### WHAT YOU ARE ASKED TO DO
Repeat the listing in full, preserving every character.

(Extracted data entries)

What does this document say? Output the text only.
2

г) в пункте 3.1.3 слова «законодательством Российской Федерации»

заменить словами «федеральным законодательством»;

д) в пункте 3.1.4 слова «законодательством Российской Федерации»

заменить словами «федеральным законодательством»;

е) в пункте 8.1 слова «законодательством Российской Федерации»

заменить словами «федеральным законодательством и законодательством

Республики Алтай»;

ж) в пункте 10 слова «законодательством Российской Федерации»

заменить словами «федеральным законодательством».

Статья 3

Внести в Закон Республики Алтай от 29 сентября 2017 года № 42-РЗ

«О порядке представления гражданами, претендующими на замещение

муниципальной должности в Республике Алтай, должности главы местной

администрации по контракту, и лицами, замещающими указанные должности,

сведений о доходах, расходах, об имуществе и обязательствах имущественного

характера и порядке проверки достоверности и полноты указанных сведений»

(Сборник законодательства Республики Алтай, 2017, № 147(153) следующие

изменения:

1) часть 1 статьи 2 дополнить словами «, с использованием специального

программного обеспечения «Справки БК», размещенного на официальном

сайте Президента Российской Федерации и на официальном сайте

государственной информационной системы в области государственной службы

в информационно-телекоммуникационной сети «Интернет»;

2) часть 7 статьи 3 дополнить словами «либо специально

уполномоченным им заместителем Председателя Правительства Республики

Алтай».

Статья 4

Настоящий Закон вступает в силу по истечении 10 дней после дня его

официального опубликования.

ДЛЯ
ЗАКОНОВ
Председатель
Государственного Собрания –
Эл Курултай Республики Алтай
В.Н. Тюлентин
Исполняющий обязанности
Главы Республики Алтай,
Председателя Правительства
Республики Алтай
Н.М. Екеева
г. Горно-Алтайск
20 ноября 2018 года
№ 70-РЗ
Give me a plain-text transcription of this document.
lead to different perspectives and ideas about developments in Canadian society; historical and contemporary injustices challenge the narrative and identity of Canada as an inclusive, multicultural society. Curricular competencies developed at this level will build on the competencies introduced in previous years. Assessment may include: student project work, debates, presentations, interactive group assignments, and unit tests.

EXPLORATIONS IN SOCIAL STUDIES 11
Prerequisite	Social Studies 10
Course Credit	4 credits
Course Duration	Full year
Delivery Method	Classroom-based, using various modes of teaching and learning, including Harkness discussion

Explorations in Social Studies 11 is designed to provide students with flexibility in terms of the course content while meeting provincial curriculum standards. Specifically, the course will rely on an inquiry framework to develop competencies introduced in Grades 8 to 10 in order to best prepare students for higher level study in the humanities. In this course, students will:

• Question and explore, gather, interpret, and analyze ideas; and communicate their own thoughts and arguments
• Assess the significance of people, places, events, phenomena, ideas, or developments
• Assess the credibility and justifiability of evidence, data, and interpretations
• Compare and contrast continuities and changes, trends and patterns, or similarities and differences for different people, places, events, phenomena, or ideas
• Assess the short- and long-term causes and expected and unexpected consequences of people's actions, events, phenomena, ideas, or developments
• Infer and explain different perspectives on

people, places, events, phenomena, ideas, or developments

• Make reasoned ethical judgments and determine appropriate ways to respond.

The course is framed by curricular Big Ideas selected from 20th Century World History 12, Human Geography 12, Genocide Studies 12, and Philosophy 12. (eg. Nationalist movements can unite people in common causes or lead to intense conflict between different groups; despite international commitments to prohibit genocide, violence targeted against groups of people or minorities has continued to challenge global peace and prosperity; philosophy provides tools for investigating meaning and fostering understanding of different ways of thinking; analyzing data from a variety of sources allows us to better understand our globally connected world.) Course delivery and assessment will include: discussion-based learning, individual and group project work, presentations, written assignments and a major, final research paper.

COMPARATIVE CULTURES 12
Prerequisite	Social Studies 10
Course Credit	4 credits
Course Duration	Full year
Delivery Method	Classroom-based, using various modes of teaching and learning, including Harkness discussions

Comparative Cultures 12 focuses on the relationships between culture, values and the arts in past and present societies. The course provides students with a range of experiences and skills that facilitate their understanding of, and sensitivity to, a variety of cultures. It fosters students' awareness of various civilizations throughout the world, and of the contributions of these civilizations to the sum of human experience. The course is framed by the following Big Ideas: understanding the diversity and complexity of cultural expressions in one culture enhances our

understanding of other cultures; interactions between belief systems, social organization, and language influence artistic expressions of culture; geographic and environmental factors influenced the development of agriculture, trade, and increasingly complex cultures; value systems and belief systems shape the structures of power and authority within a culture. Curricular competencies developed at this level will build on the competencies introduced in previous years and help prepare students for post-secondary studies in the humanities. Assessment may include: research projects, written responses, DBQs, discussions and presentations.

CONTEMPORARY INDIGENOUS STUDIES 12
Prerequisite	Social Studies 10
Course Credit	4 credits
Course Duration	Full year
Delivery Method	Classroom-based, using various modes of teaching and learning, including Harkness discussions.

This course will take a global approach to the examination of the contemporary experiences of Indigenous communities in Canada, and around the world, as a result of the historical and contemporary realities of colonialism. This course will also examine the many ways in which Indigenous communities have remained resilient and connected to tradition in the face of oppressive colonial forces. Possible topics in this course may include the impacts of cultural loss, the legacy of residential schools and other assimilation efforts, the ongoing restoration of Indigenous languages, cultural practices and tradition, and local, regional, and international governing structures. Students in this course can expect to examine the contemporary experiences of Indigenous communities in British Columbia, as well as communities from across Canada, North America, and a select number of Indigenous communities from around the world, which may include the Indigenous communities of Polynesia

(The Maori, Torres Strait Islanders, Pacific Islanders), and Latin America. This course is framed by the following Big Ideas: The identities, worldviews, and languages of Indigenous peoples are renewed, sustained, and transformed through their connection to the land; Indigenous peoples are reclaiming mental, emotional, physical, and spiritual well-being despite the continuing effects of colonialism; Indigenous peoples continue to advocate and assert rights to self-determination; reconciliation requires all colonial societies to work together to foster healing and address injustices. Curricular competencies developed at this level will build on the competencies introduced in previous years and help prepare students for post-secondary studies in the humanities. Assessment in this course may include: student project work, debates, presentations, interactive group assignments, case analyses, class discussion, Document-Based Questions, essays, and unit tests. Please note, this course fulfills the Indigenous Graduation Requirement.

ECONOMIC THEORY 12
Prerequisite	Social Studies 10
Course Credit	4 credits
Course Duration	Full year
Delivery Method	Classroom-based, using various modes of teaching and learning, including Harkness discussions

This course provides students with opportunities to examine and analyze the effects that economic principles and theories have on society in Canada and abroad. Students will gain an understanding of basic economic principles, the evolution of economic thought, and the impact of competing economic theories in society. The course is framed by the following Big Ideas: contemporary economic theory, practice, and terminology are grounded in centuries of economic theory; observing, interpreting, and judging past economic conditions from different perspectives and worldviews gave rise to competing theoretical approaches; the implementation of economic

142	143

### ANSWER
What does this document say? Output the text only.
2

г) в пункте 3.1.3 слова «законодательством Российской Федерации»

заменить словами «федеральным законодательством»;

д) в пункте 3.1.4 слова «законодательством Российской Федерации»

заменить словами «федеральным законодательством»;

е) в пункте 8.1 слова «законодательством Российской Федерации»

заменить словами «федеральным законодательством и законодательством

Республики Алтай»;

ж) в пункте 10 слова «законодательством Российской Федерации»

заменить словами «федеральным законодательством».

Статья 3

Внести в Закон Республики Алтай от 29 сентября 2017 года № 42-РЗ

«О порядке представления гражданами, претендующими на замещение

муниципальной должности в Республике Алтай, должности главы местной

администрации по контракту, и лицами, замещающими указанные должности,

сведений о доходах, расходах, об имуществе и обязательствах имущественного

характера и порядке проверки достоверности и полноты указанных сведений»

(Сборник законодательства Республики Алтай, 2017, № 147(153) следующие

изменения:

1) часть 1 статьи 2 дополнить словами «, с использованием специального

программного обеспечения «Справки БК», размещенного на официальном

сайте Президента Российской Федерации и на официальном сайте

государственной информационной системы в области государственной службы

в информационно-телекоммуникационной сети «Интернет»;

2) часть 7 статьи 3 дополнить словами «либо специально

уполномоченным им заместителем Председателя Правительства Республики

Алтай».

Статья 4

Настоящий Закон вступает в силу по истечении 10 дней после дня его

официального опубликования.

ДЛЯ
ЗАКОНОВ
Председатель
Государственного Собрания –
Эл Курултай Республики Алтай
В.Н. Тюлентин
Исполняющий обязанности
Главы Республики Алтай,
Председателя Правительства
Республики Алтай
Н.М. Екеева
г. Горно-Алтайск
20 ноября 2018 года
№ 70-РЗ
Give me a plain-text transcription of this document.
lead to different perspectives and ideas about developments in Canadian society; historical and contemporary injustices challenge the narrative and identity of Canada as an inclusive, multicultural society. Curricular competencies developed at this level will build on the competencies introduced in previous years. Assessment may include: student project work, debates, presentations, interactive group assignments, and unit tests.

EXPLORATIONS IN SOCIAL STUDIES 11
Prerequisite	Social Studies 10
Course Credit	4 credits
Course Duration	Full year
Delivery Method	Classroom-based, using various modes of teaching and learning, including Harkness discussion

Explorations in Social Studies 11 is designed to provide students with flexibility in terms of the course content while meeting provincial curriculum standards. Specifically, the course will rely on an inquiry framework to develop competencies introduced in Grades 8 to 10 in order to best prepare students for higher level study in the humanities. In this course, students will:

• Question and explore, gather, interpret, and analyze ideas; and communicate their own thoughts and arguments
• Assess the significance of people, places, events, phenomena, ideas, or developments
• Assess the credibility and justifiability of evidence, data, and interpretations
• Compare and contrast continuities and changes, trends and patterns, or similarities and differences for different people, places, events, phenomena, or ideas
• Assess the short- and long-term causes and expected and unexpected consequences of people's actions, events, phenomena, ideas, or developments
• Infer and explain different perspectives on

people, places, events, phenomena, ideas, or developments

• Make reasoned ethical judgments and determine appropriate ways to respond.

The course is framed by curricular Big Ideas selected from 20th Century World History 12, Human Geography 12, Genocide Studies 12, and Philosophy 12. (eg. Nationalist movements can unite people in common causes or lead to intense conflict between different groups; despite international commitments to prohibit genocide, violence targeted against groups of people or minorities has continued to challenge global peace and prosperity; philosophy provides tools for investigating meaning and fostering understanding of different ways of thinking; analyzing data from a variety of sources allows us to better understand our globally connected world.) Course delivery and assessment will include: discussion-based learning, individual and group project work, presentations, written assignments and a major, final research paper.

COMPARATIVE CULTURES 12
Prerequisite	Social Studies 10
Course Credit	4 credits
Course Duration	Full year
Delivery Method	Classroom-based, using various modes of teaching and learning, including Harkness discussions

Comparative Cultures 12 focuses on the relationships between culture, values and the arts in past and present societies. The course provides students with a range of experiences and skills that facilitate their understanding of, and sensitivity to, a variety of cultures. It fosters students' awareness of various civilizations throughout the world, and of the contributions of these civilizations to the sum of human experience. The course is framed by the following Big Ideas: understanding the diversity and complexity of cultural expressions in one culture enhances our

understanding of other cultures; interactions between belief systems, social organization, and language influence artistic expressions of culture; geographic and environmental factors influenced the development of agriculture, trade, and increasingly complex cultures; value systems and belief systems shape the structures of power and authority within a culture. Curricular competencies developed at this level will build on the competencies introduced in previous years and help prepare students for post-secondary studies in the humanities. Assessment may include: research projects, written responses, DBQs, discussions and presentations.

CONTEMPORARY INDIGENOUS STUDIES 12
Prerequisite	Social Studies 10
Course Credit	4 credits
Course Duration	Full year
Delivery Method	Classroom-based, using various modes of teaching and learning, including Harkness discussions.

This course will take a global approach to the examination of the contemporary experiences of Indigenous communities in Canada, and around the world, as a result of the historical and contemporary realities of colonialism. This course will also examine the many ways in which Indigenous communities have remained resilient and connected to tradition in the face of oppressive colonial forces. Possible topics in this course may include the impacts of cultural loss, the legacy of residential schools and other assimilation efforts, the ongoing restoration of Indigenous languages, cultural practices and tradition, and local, regional, and international governing structures. Students in this course can expect to examine the contemporary experiences of Indigenous communities in British Columbia, as well as communities from across Canada, North America, and a select number of Indigenous communities from around the world, which may include the Indigenous communities of Polynesia

(The Maori, Torres Strait Islanders, Pacific Islanders), and Latin America. This course is framed by the following Big Ideas: The identities, worldviews, and languages of Indigenous peoples are renewed, sustained, and transformed through their connection to the land; Indigenous peoples are reclaiming mental, emotional, physical, and spiritual well-being despite the continuing effects of colonialism; Indigenous peoples continue to advocate and assert rights to self-determination; reconciliation requires all colonial societies to work together to foster healing and address injustices. Curricular competencies developed at this level will build on the competencies introduced in previous years and help prepare students for post-secondary studies in the humanities. Assessment in this course may include: student project work, debates, presentations, interactive group assignments, case analyses, class discussion, Document-Based Questions, essays, and unit tests. Please note, this course fulfills the Indigenous Graduation Requirement.

ECONOMIC THEORY 12
Prerequisite	Social Studies 10
Course Credit	4 credits
Course Duration	Full year
Delivery Method	Classroom-based, using various modes of teaching and learning, including Harkness discussions

This course provides students with opportunities to examine and analyze the effects that economic principles and theories have on society in Canada and abroad. Students will gain an understanding of basic economic principles, the evolution of economic thought, and the impact of competing economic theories in society. The course is framed by the following Big Ideas: contemporary economic theory, practice, and terminology are grounded in centuries of economic theory; observing, interpreting, and judging past economic conditions from different perspectives and worldviews gave rise to competing theoretical approaches; the implementation of economic

142	143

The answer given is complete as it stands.